## Data for this task
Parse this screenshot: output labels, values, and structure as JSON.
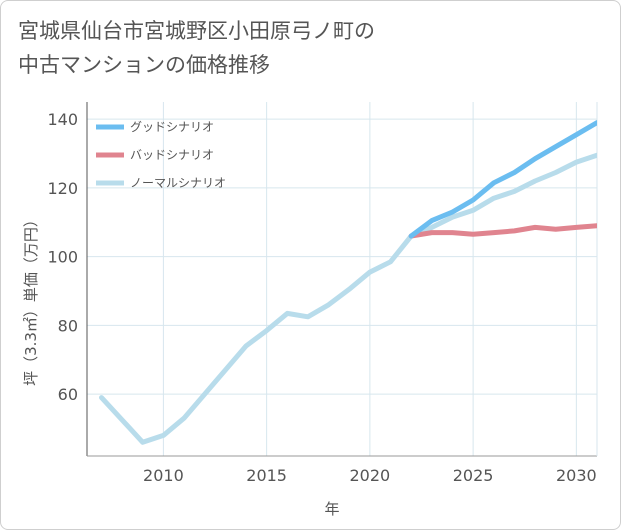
{
  "title_line1": "宮城県仙台市宮城野区小田原弓ノ町の",
  "title_line2": "中古マンションの価格推移",
  "chart_data": {
    "type": "line",
    "xlabel": "年",
    "ylabel": "坪（3.3㎡）単価（万円）",
    "xlim": [
      2006.3,
      2031
    ],
    "ylim": [
      42,
      145
    ],
    "xticks": [
      2010,
      2015,
      2020,
      2025,
      2030
    ],
    "yticks": [
      60,
      80,
      100,
      120,
      140
    ],
    "grid": true,
    "legend_position": "top-left",
    "series": [
      {
        "name": "グッドシナリオ",
        "color": "#6bbdf0",
        "x": [
          2022,
          2023,
          2024,
          2025,
          2026,
          2027,
          2028,
          2029,
          2030,
          2031
        ],
        "y": [
          106,
          110.5,
          113,
          116.5,
          121.5,
          124.5,
          128.5,
          132,
          135.5,
          139
        ]
      },
      {
        "name": "バッドシナリオ",
        "color": "#e0848f",
        "x": [
          2022,
          2023,
          2024,
          2025,
          2026,
          2027,
          2028,
          2029,
          2030,
          2031
        ],
        "y": [
          106,
          107,
          107,
          106.5,
          107,
          107.5,
          108.5,
          108,
          108.5,
          109
        ]
      },
      {
        "name": "ノーマルシナリオ",
        "color": "#b8dceb",
        "x": [
          2007,
          2008,
          2009,
          2010,
          2011,
          2012,
          2013,
          2014,
          2015,
          2016,
          2017,
          2018,
          2019,
          2020,
          2021,
          2022,
          2023,
          2024,
          2025,
          2026,
          2027,
          2028,
          2029,
          2030,
          2031
        ],
        "y": [
          59,
          52.5,
          46,
          48,
          53,
          60,
          67,
          74,
          78.5,
          83.5,
          82.5,
          86,
          90.5,
          95.5,
          98.5,
          106,
          108.5,
          111.5,
          113.5,
          117,
          119,
          122,
          124.5,
          127.5,
          129.5
        ]
      }
    ]
  }
}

## Description of the task
Repeat the listing in full and exactly. Do not include any images.

## Right answer
Parse this screenshot: output labels, values, and structure as JSON.
{
  "title_line1": "宮城県仙台市宮城野区小田原弓ノ町の",
  "title_line2": "中古マンションの価格推移",
  "chart_data": {
    "type": "line",
    "xlabel": "年",
    "ylabel": "坪（3.3㎡）単価（万円）",
    "xlim": [
      2006.3,
      2031
    ],
    "ylim": [
      42,
      145
    ],
    "xticks": [
      2010,
      2015,
      2020,
      2025,
      2030
    ],
    "yticks": [
      60,
      80,
      100,
      120,
      140
    ],
    "grid": true,
    "legend_position": "top-left",
    "series": [
      {
        "name": "グッドシナリオ",
        "color": "#6bbdf0",
        "x": [
          2022,
          2023,
          2024,
          2025,
          2026,
          2027,
          2028,
          2029,
          2030,
          2031
        ],
        "y": [
          106,
          110.5,
          113,
          116.5,
          121.5,
          124.5,
          128.5,
          132,
          135.5,
          139
        ]
      },
      {
        "name": "バッドシナリオ",
        "color": "#e0848f",
        "x": [
          2022,
          2023,
          2024,
          2025,
          2026,
          2027,
          2028,
          2029,
          2030,
          2031
        ],
        "y": [
          106,
          107,
          107,
          106.5,
          107,
          107.5,
          108.5,
          108,
          108.5,
          109
        ]
      },
      {
        "name": "ノーマルシナリオ",
        "color": "#b8dceb",
        "x": [
          2007,
          2008,
          2009,
          2010,
          2011,
          2012,
          2013,
          2014,
          2015,
          2016,
          2017,
          2018,
          2019,
          2020,
          2021,
          2022,
          2023,
          2024,
          2025,
          2026,
          2027,
          2028,
          2029,
          2030,
          2031
        ],
        "y": [
          59,
          52.5,
          46,
          48,
          53,
          60,
          67,
          74,
          78.5,
          83.5,
          82.5,
          86,
          90.5,
          95.5,
          98.5,
          106,
          108.5,
          111.5,
          113.5,
          117,
          119,
          122,
          124.5,
          127.5,
          129.5
        ]
      }
    ]
  }
}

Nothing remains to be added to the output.